_PROMPT_.
Decide whether each statement agrees with the impeachment FAQ below, answering yes or no and quoting the words from the FAQ that settle it: (a) The House impeached William Belknap after he had left office. (b) The Senate accepted the claim that it could not try an officer who had already resigned. (c) The Constitution lets the Senate bar an officer from holding future office.
++++ READING PASSAGE ++++
This page collects resources and provides concise answers to frequently asked questions regarding impeachment. Information on relevant procedures, precedent, and laws will be posted on a rolling basis as issues emerge.
Timing for Impeachment
May a President be impeached after the end of his term of office?
Yes. There is precedent for doing so, but the House and Senate have the power to determine whether they have jurisdiction to impeach. The House impeached Secretary of War William Belknap after his resignation and the Senate expressly rejected the claim that it lacked jurisdiction to conduct an impeachment trial of an officer who had already resigned.
In addition, the Constitution provides that the Senate may impose an additional penalty besides removal from office: the disqualification of an officer from holding future office. (Art. 1, sec 3). The fact that the Constitution provides for a form of punishment beyond removal from office suggests that the House and Senate should be able to assert jurisdiction to impeach and convict former officers.
Consequences of Impeachment
What consequences does an officer face if he or she is convicted on articles of impeachment?
++++ STORED ROWS ++++
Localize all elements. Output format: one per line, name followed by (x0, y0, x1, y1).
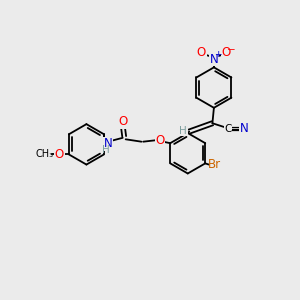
Text: N: N (240, 122, 249, 135)
Text: N: N (209, 52, 218, 66)
Text: +: + (214, 50, 222, 59)
Text: O: O (155, 134, 164, 147)
Text: O: O (197, 46, 206, 59)
Text: CH₃: CH₃ (35, 149, 54, 160)
Text: −: − (227, 44, 236, 55)
Text: O: O (222, 46, 231, 59)
Text: H: H (102, 145, 109, 155)
Text: Br: Br (208, 158, 221, 171)
Text: N: N (103, 137, 112, 150)
Text: H: H (179, 126, 187, 136)
Text: O: O (118, 115, 127, 128)
Text: C: C (224, 124, 232, 134)
Text: O: O (55, 148, 64, 161)
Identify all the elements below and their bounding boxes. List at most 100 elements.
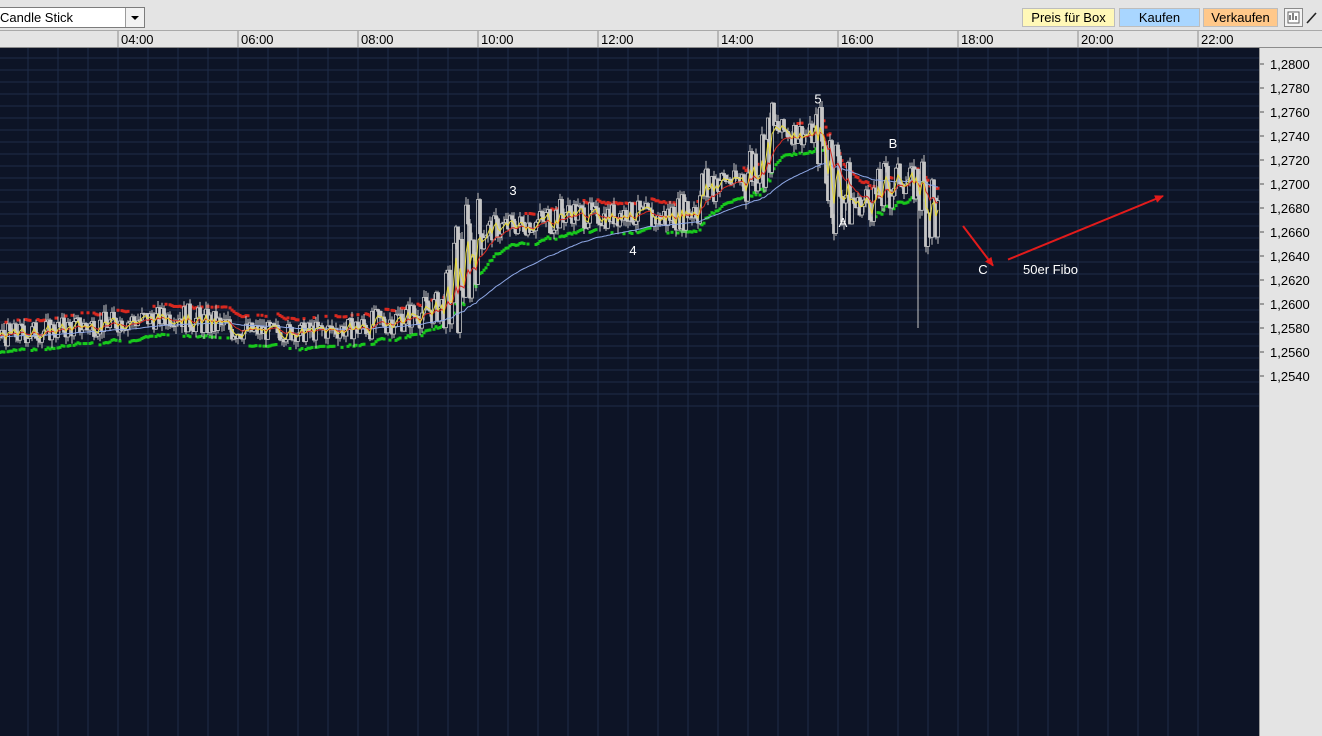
candle-body-down [8, 323, 12, 332]
price-tick-label: 1,2740 [1270, 129, 1310, 144]
sar-dot-up [454, 302, 458, 306]
buy-button[interactable]: Kaufen [1119, 8, 1200, 27]
chart-plot-area[interactable]: 3 4 5 A B C 50er Fibo [0, 48, 1259, 736]
candle-body-up [304, 330, 308, 342]
sar-dot-up [424, 329, 428, 333]
sar-dot-up [544, 237, 548, 241]
sar-dot-up [776, 160, 780, 164]
sar-dot-up [358, 344, 362, 348]
candle-body-down [198, 307, 202, 317]
sar-dot-down [164, 302, 168, 306]
wave-annotation: B [889, 136, 898, 151]
sar-dot-down [672, 201, 676, 205]
sar-dot-down [336, 315, 340, 319]
sar-dot-up [362, 342, 366, 346]
sar-dot-down [356, 313, 360, 317]
sar-dot-up [46, 346, 50, 350]
sar-dot-down [120, 309, 124, 313]
sar-dot-down [26, 318, 30, 322]
sar-dot-up [728, 200, 732, 204]
sar-dot-up [714, 209, 718, 213]
time-tick-label: 12:00 [601, 32, 634, 47]
sar-dot-down [178, 304, 182, 308]
sar-dot-up [804, 152, 808, 156]
sar-dot-down [870, 186, 874, 190]
candle-body-down [782, 119, 786, 131]
sar-dot-up [720, 204, 724, 208]
time-axis: 0004:0006:0008:0010:0012:0014:0016:0018:… [0, 31, 1322, 48]
sar-dot-up [212, 335, 216, 339]
time-tick-label: 04:00 [121, 32, 154, 47]
sar-dot-up [2, 350, 6, 354]
candle-body-down [104, 311, 108, 323]
candle-body-down [898, 163, 902, 185]
sar-dot-up [138, 338, 142, 342]
sar-dot-up [730, 200, 734, 204]
sar-dot-down [302, 317, 306, 321]
chart-type-select[interactable]: Candle Stick [0, 7, 145, 28]
candle-body-down [820, 107, 824, 142]
sell-button[interactable]: Verkaufen [1203, 8, 1278, 27]
projection-arrow [962, 225, 994, 267]
sar-dot-up [0, 350, 4, 354]
sar-dot-up [638, 230, 642, 234]
sar-dot-up [718, 207, 722, 211]
sar-dot-up [922, 198, 926, 202]
sar-dot-up [346, 344, 350, 348]
price-for-box-button[interactable]: Preis für Box [1022, 8, 1115, 27]
sar-dot-down [416, 302, 420, 306]
sar-dot-up [62, 344, 66, 348]
sar-dot-up [162, 333, 166, 337]
sar-dot-up [558, 235, 562, 239]
price-tick-label: 1,2560 [1270, 345, 1310, 360]
sar-dot-up [432, 327, 436, 331]
draw-tool-button[interactable] [1304, 8, 1320, 27]
sar-dot-up [56, 346, 60, 350]
sar-dot-up [690, 230, 694, 234]
sar-dot-up [526, 242, 530, 246]
time-tick-label: 18:00 [961, 32, 994, 47]
sar-dot-up [640, 229, 644, 233]
sar-dot-up [778, 159, 782, 163]
sar-dot-down [294, 318, 298, 322]
sar-dot-up [688, 230, 692, 234]
sar-dot-down [552, 208, 556, 212]
sar-dot-up [332, 344, 336, 348]
chart-type-label: Candle Stick [0, 10, 73, 25]
sar-dot-up [148, 334, 152, 338]
sar-dot-up [266, 344, 270, 348]
sar-dot-up [898, 200, 902, 204]
wave-annotation: A [839, 215, 848, 230]
sar-dot-up [752, 191, 756, 195]
candle-body-down [478, 199, 482, 235]
sar-dot-up [508, 244, 512, 248]
sar-dot-down [342, 315, 346, 319]
sar-dot-up [50, 346, 54, 350]
price-tick-label: 1,2580 [1270, 321, 1310, 336]
sar-dot-down [290, 316, 294, 320]
sar-dot-up [166, 333, 170, 337]
sar-dot-down [844, 165, 848, 169]
sar-dot-up [270, 343, 274, 347]
candle-body-down [560, 199, 564, 215]
sar-dot-up [420, 334, 424, 338]
candle-body-down [754, 153, 758, 192]
sar-dot-down [194, 306, 198, 310]
sar-dot-up [504, 246, 508, 250]
sar-dot-down [598, 199, 602, 203]
sar-dot-down [242, 315, 246, 319]
candle-body-up [834, 144, 838, 234]
sar-dot-up [88, 342, 92, 346]
sar-dot-down [100, 312, 104, 316]
sar-dot-down [626, 201, 630, 205]
chart-type-dropdown-button[interactable] [125, 8, 144, 27]
sar-dot-up [792, 152, 796, 156]
price-tick-label: 1,2760 [1270, 105, 1310, 120]
sar-dot-up [254, 344, 258, 348]
sar-dot-down [96, 313, 100, 317]
indicator-button[interactable] [1284, 8, 1303, 27]
sar-dot-up [396, 337, 400, 341]
sar-dot-up [60, 344, 64, 348]
sar-dot-down [386, 307, 390, 311]
sar-dot-up [492, 255, 496, 259]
++++
_TASK RESPONSE_.
(a) Yes: "The House impeached Secretary of War William Belknap after his resignation"
(b) No: "the Senate expressly rejected the claim that it lacked jurisdiction to conduct an impeachment trial of an officer who had already resigned"
(c) Yes: "the disqualification of an officer from holding future office"